*Excerpted data:*
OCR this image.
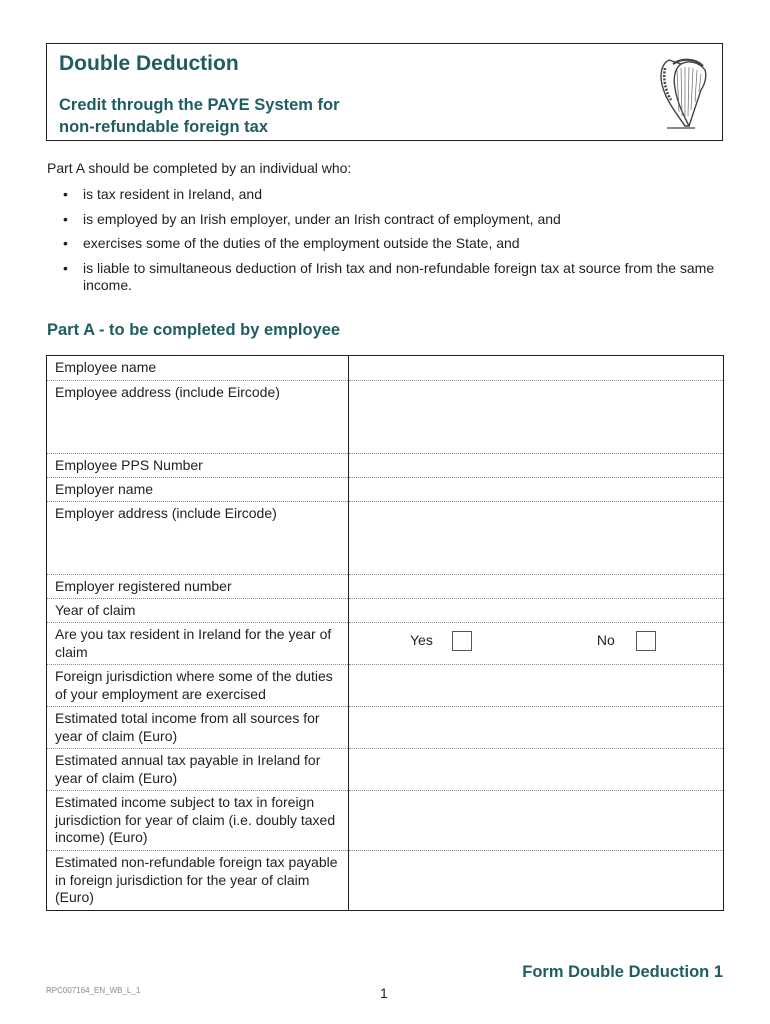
Double Deduction
Credit through the PAYE System for
non-refundable foreign tax
Part A should be completed by an individual who:
• is tax resident in Ireland, and
• is employed by an Irish employer, under an Irish contract of employment, and
• exercises some of the duties of the employment outside the State, and
• is liable to simultaneous deduction of Irish tax and non-refundable foreign tax at source from the same income.
Part A - to be completed by employee
Employee name	
Employee address (include Eircode)	
Employee PPS Number	
Employer name	
Employer address (include Eircode)	
Employer registered number	
Year of claim	
Are you tax resident in Ireland for the year of claim	Yes No

Foreign jurisdiction where some of the duties of your employment are exercised	
Estimated total income from all sources for year of claim (Euro)	
Estimated annual tax payable in Ireland for year of claim (Euro)	
Estimated income subject to tax in foreign jurisdiction for year of claim (i.e. doubly taxed income) (Euro)	
Estimated non-refundable foreign tax payable in foreign jurisdiction for the year of claim (Euro)	
Form Double Deduction 1
RPC007164_EN_WB_L_1	1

*What to work on:* Exactly how many lines contain "duties"? State the number and nothing else.

*Written response:* 2